GIVEN INFORMATION
— Start —
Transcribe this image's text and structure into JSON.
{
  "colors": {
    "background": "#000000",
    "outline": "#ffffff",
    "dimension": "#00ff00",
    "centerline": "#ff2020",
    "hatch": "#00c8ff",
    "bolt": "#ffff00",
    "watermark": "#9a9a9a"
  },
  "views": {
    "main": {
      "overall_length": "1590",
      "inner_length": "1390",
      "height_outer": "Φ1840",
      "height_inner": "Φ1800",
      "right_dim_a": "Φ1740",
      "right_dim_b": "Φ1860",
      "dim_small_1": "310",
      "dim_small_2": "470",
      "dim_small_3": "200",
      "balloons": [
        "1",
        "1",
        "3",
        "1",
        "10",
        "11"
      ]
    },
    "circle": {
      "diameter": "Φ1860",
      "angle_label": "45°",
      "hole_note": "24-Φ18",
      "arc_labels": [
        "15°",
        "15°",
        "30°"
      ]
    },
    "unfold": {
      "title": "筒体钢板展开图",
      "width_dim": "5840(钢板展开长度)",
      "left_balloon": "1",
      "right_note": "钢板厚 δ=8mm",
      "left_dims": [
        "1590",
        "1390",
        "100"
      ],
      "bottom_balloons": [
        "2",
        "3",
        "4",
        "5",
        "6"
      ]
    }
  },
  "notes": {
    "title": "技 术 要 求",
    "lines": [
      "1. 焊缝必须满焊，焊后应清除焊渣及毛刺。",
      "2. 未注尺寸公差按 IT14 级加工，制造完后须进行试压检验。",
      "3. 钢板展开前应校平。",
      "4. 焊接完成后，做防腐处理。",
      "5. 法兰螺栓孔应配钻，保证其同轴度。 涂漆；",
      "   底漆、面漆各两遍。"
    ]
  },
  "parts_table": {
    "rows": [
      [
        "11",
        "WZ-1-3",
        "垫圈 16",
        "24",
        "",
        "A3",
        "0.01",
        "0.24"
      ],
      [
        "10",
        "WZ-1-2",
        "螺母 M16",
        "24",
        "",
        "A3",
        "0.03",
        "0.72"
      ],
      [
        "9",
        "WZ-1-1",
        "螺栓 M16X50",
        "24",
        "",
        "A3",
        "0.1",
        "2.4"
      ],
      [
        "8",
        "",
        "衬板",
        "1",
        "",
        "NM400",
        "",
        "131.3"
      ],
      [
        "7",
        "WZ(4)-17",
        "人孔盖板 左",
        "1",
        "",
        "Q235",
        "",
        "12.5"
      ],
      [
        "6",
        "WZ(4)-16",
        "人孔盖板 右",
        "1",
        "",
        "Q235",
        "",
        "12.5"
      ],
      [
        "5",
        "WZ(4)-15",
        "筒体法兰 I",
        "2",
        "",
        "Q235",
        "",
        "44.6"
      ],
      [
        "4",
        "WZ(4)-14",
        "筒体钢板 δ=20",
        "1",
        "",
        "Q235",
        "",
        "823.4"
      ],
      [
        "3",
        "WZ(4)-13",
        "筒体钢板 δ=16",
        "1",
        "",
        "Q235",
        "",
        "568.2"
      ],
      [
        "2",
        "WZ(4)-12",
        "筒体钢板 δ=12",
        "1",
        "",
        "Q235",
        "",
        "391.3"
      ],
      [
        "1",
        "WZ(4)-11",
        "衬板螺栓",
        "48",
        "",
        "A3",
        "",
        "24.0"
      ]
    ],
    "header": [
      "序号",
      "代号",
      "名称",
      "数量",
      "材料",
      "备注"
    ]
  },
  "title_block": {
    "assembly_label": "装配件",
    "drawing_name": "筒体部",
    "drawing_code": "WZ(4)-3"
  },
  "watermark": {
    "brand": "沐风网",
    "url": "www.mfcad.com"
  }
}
— End —
WHAT IS EXPECTED
Recopy all the lines exactly as they appear.

WRITTEN SOLUTION
Transcribe this image's text and structure into JSON.
{
  "colors": {
    "background": "#000000",
    "outline": "#ffffff",
    "dimension": "#00ff00",
    "centerline": "#ff2020",
    "hatch": "#00c8ff",
    "bolt": "#ffff00",
    "watermark": "#9a9a9a"
  },
  "views": {
    "main": {
      "overall_length": "1590",
      "inner_length": "1390",
      "height_outer": "Φ1840",
      "height_inner": "Φ1800",
      "right_dim_a": "Φ1740",
      "right_dim_b": "Φ1860",
      "dim_small_1": "310",
      "dim_small_2": "470",
      "dim_small_3": "200",
      "balloons": [
        "1",
        "1",
        "3",
        "1",
        "10",
        "11"
      ]
    },
    "circle": {
      "diameter": "Φ1860",
      "angle_label": "45°",
      "hole_note": "24-Φ18",
      "arc_labels": [
        "15°",
        "15°",
        "30°"
      ]
    },
    "unfold": {
      "title": "筒体钢板展开图",
      "width_dim": "5840(钢板展开长度)",
      "left_balloon": "1",
      "right_note": "钢板厚 δ=8mm",
      "left_dims": [
        "1590",
        "1390",
        "100"
      ],
      "bottom_balloons": [
        "2",
        "3",
        "4",
        "5",
        "6"
      ]
    }
  },
  "notes": {
    "title": "技 术 要 求",
    "lines": [
      "1. 焊缝必须满焊，焊后应清除焊渣及毛刺。",
      "2. 未注尺寸公差按 IT14 级加工，制造完后须进行试压检验。",
      "3. 钢板展开前应校平。",
      "4. 焊接完成后，做防腐处理。",
      "5. 法兰螺栓孔应配钻，保证其同轴度。 涂漆；",
      "   底漆、面漆各两遍。"
    ]
  },
  "parts_table": {
    "rows": [
      [
        "11",
        "WZ-1-3",
        "垫圈 16",
        "24",
        "",
        "A3",
        "0.01",
        "0.24"
      ],
      [
        "10",
        "WZ-1-2",
        "螺母 M16",
        "24",
        "",
        "A3",
        "0.03",
        "0.72"
      ],
      [
        "9",
        "WZ-1-1",
        "螺栓 M16X50",
        "24",
        "",
        "A3",
        "0.1",
        "2.4"
      ],
      [
        "8",
        "",
        "衬板",
        "1",
        "",
        "NM400",
        "",
        "131.3"
      ],
      [
        "7",
        "WZ(4)-17",
        "人孔盖板 左",
        "1",
        "",
        "Q235",
        "",
        "12.5"
      ],
      [
        "6",
        "WZ(4)-16",
        "人孔盖板 右",
        "1",
        "",
        "Q235",
        "",
        "12.5"
      ],
      [
        "5",
        "WZ(4)-15",
        "筒体法兰 I",
        "2",
        "",
        "Q235",
        "",
        "44.6"
      ],
      [
        "4",
        "WZ(4)-14",
        "筒体钢板 δ=20",
        "1",
        "",
        "Q235",
        "",
        "823.4"
      ],
      [
        "3",
        "WZ(4)-13",
        "筒体钢板 δ=16",
        "1",
        "",
        "Q235",
        "",
        "568.2"
      ],
      [
        "2",
        "WZ(4)-12",
        "筒体钢板 δ=12",
        "1",
        "",
        "Q235",
        "",
        "391.3"
      ],
      [
        "1",
        "WZ(4)-11",
        "衬板螺栓",
        "48",
        "",
        "A3",
        "",
        "24.0"
      ]
    ],
    "header": [
      "序号",
      "代号",
      "名称",
      "数量",
      "材料",
      "备注"
    ]
  },
  "title_block": {
    "assembly_label": "装配件",
    "drawing_name": "筒体部",
    "drawing_code": "WZ(4)-3"
  },
  "watermark": {
    "brand": "沐风网",
    "url": "www.mfcad.com"
  }
}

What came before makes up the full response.